DATA FOR THIS TASK:
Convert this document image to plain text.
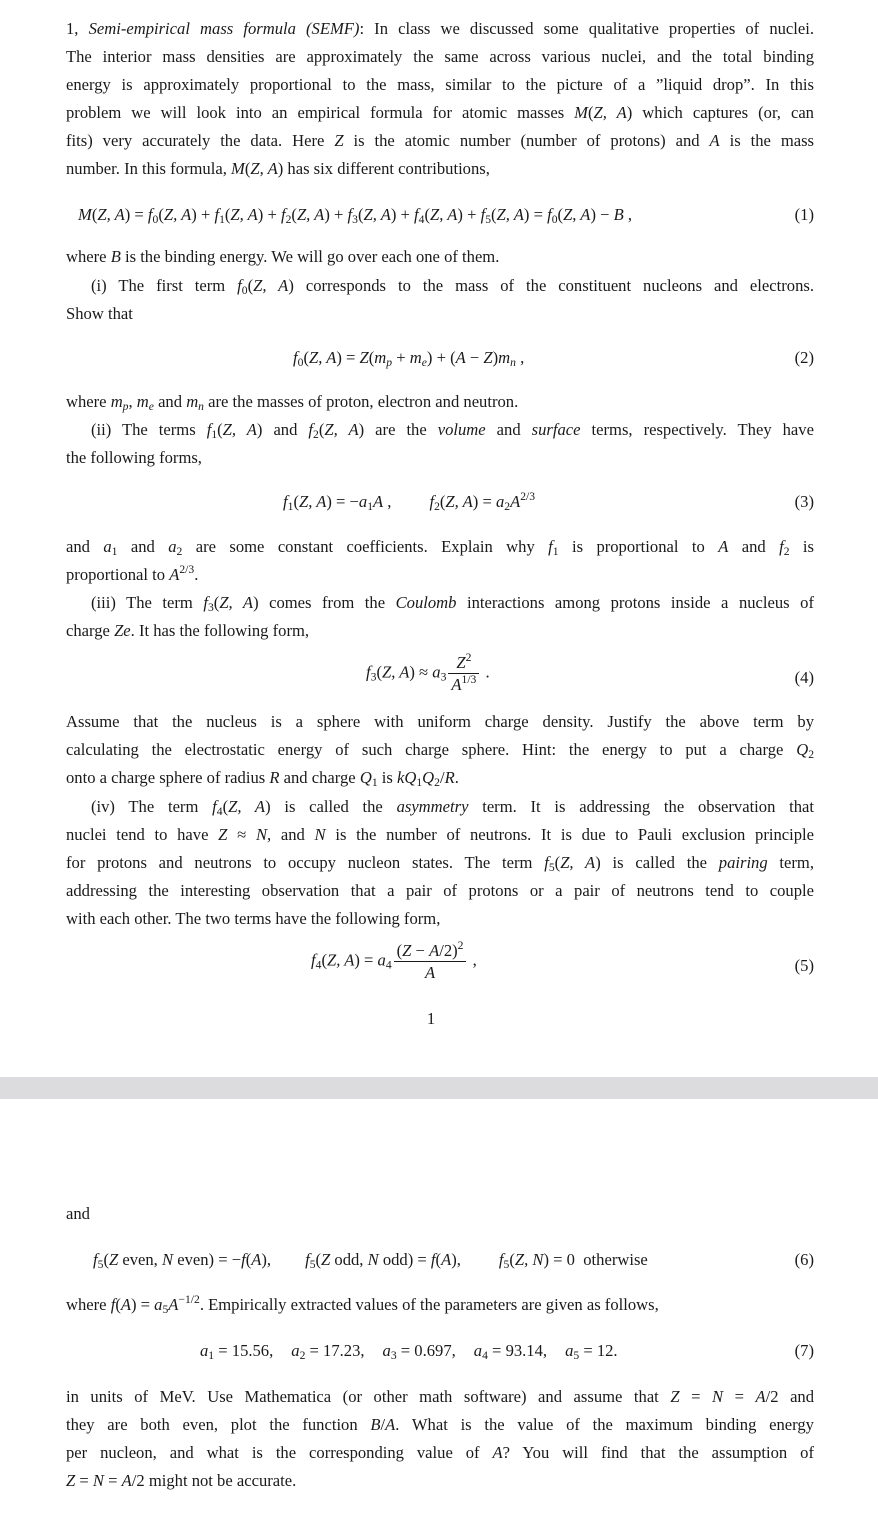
1, Semi-empirical mass formula (SEMF): In class we discussed some qualitative properties of nuclei.
The interior mass densities are approximately the same across various nuclei, and the total binding
energy is approximately proportional to the mass, similar to the picture of a ”liquid drop”. In this
problem we will look into an empirical formula for atomic masses M(Z, A) which captures (or, can
fits) very accurately the data. Here Z is the atomic number (number of protons) and A is the mass
number. In this formula, M(Z, A) has six different contributions,
M(Z, $A) = f_0(Z$, $A) + f_1(Z$, $A) + f_2(Z$, $A) + f_3(Z$, $A) + f_4(Z$, $A) + f_5(Z$, $A) = f_0(Z$, A) − B ,	(1)
where B is the binding energy. We will go over each one of them.
(i) The first term $f_0(Z$, A) corresponds to the mass of the constituent nucleons and electrons.
Show that
$f_0(Z$, $A) = Z(m_p + m_e) + (A - Z)m_n$ ,	(2)
where $m_p$, $m_e$ and $m_n$ are the masses of proton, electron and neutron.
(ii) The terms $f_1(Z$, A) and $f_2(Z$, A) are the volume and surface terms, respectively. They have
the following forms,
$f_1(Z$, $A) = -a_1A$ , $f_2(Z$, $A) = a_2A^{2/3}$	(3)
and $a_1$ and $a_2$ are some constant coefficients. Explain why $f_1$ is proportional to A and $f_2$ is
proportional to $A^{2/3}$.
(iii) The term $f_3(Z$, A) comes from the Coulomb interactions among protons inside a nucleus of
charge Ze. It has the following form,
$f_3(Z$, $A) \approx a_3 \frac{Z^2}{A^{1/3}}$ .	(4)
Assume that the nucleus is a sphere with uniform charge density. Justify the above term by
calculating the electrostatic energy of such charge sphere. Hint: the energy to put a charge $Q_2$
onto a charge sphere of radius R and charge $Q_1$ is $kQ_1Q_2/R$.
(iv) The term $f_4(Z$, A) is called the asymmetry term. It is addressing the observation that
nuclei tend to have Z ≈ N, and N is the number of neutrons. It is due to Pauli exclusion principle
for protons and neutrons to occupy nucleon states. The term $f_5(Z$, A) is called the pairing term,
addressing the interesting observation that a pair of protons or a pair of neutrons tend to couple
with each other. The two terms have the following form,
$f_4(Z$, $A) = a_4 \frac{(Z - A/2)^2}{A}$ ,	(5)
1
and
$f_5(Z$ even, N even) = −f(A), $f_5(Z$ odd, N odd) = f(A), $f_5(Z$, N) = 0  otherwise	(6)
where $f(A) = a_5A^{-1/2}$. Empirically extracted values of the parameters are given as follows,
$a_1 = 15.56$, $a_2 = 17.23$, $a_3 = 0.697$, $a_4 = 93.14$, $a_5 = 12$.	(7)
in units of MeV. Use Mathematica (or other math software) and assume that Z = N = A/2 and
they are both even, plot the function B/A. What is the value of the maximum binding energy
per nucleon, and what is the corresponding value of A? You will find that the assumption of
Z = N = A/2 might not be accurate.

WHAT THE TASK REQUIRES:
Pictures are excluded; copy all other data exactly as shown.

RESPONSE TO THE EXERCISE:
Convert this document image to plain text.
1, Semi-empirical mass formula (SEMF): In class we discussed some qualitative properties of nuclei.
The interior mass densities are approximately the same across various nuclei, and the total binding
energy is approximately proportional to the mass, similar to the picture of a ”liquid drop”. In this
problem we will look into an empirical formula for atomic masses M(Z, A) which captures (or, can
fits) very accurately the data. Here Z is the atomic number (number of protons) and A is the mass
number. In this formula, M(Z, A) has six different contributions,
M(Z, $A) = f_0(Z$, $A) + f_1(Z$, $A) + f_2(Z$, $A) + f_3(Z$, $A) + f_4(Z$, $A) + f_5(Z$, $A) = f_0(Z$, A) − B ,	(1)
where B is the binding energy. We will go over each one of them.
(i) The first term $f_0(Z$, A) corresponds to the mass of the constituent nucleons and electrons.
Show that
$f_0(Z$, $A) = Z(m_p + m_e) + (A - Z)m_n$ ,	(2)
where $m_p$, $m_e$ and $m_n$ are the masses of proton, electron and neutron.
(ii) The terms $f_1(Z$, A) and $f_2(Z$, A) are the volume and surface terms, respectively. They have
the following forms,
$f_1(Z$, $A) = -a_1A$ , $f_2(Z$, $A) = a_2A^{2/3}$	(3)
and $a_1$ and $a_2$ are some constant coefficients. Explain why $f_1$ is proportional to A and $f_2$ is
proportional to $A^{2/3}$.
(iii) The term $f_3(Z$, A) comes from the Coulomb interactions among protons inside a nucleus of
charge Ze. It has the following form,
$f_3(Z$, $A) \approx a_3 \frac{Z^2}{A^{1/3}}$ .	(4)
Assume that the nucleus is a sphere with uniform charge density. Justify the above term by
calculating the electrostatic energy of such charge sphere. Hint: the energy to put a charge $Q_2$
onto a charge sphere of radius R and charge $Q_1$ is $kQ_1Q_2/R$.
(iv) The term $f_4(Z$, A) is called the asymmetry term. It is addressing the observation that
nuclei tend to have Z ≈ N, and N is the number of neutrons. It is due to Pauli exclusion principle
for protons and neutrons to occupy nucleon states. The term $f_5(Z$, A) is called the pairing term,
addressing the interesting observation that a pair of protons or a pair of neutrons tend to couple
with each other. The two terms have the following form,
$f_4(Z$, $A) = a_4 \frac{(Z - A/2)^2}{A}$ ,	(5)
1
and
$f_5(Z$ even, N even) = −f(A), $f_5(Z$ odd, N odd) = f(A), $f_5(Z$, N) = 0  otherwise	(6)
where $f(A) = a_5A^{-1/2}$. Empirically extracted values of the parameters are given as follows,
$a_1 = 15.56$, $a_2 = 17.23$, $a_3 = 0.697$, $a_4 = 93.14$, $a_5 = 12$.	(7)
in units of MeV. Use Mathematica (or other math software) and assume that Z = N = A/2 and
they are both even, plot the function B/A. What is the value of the maximum binding energy
per nucleon, and what is the corresponding value of A? You will find that the assumption of
Z = N = A/2 might not be accurate.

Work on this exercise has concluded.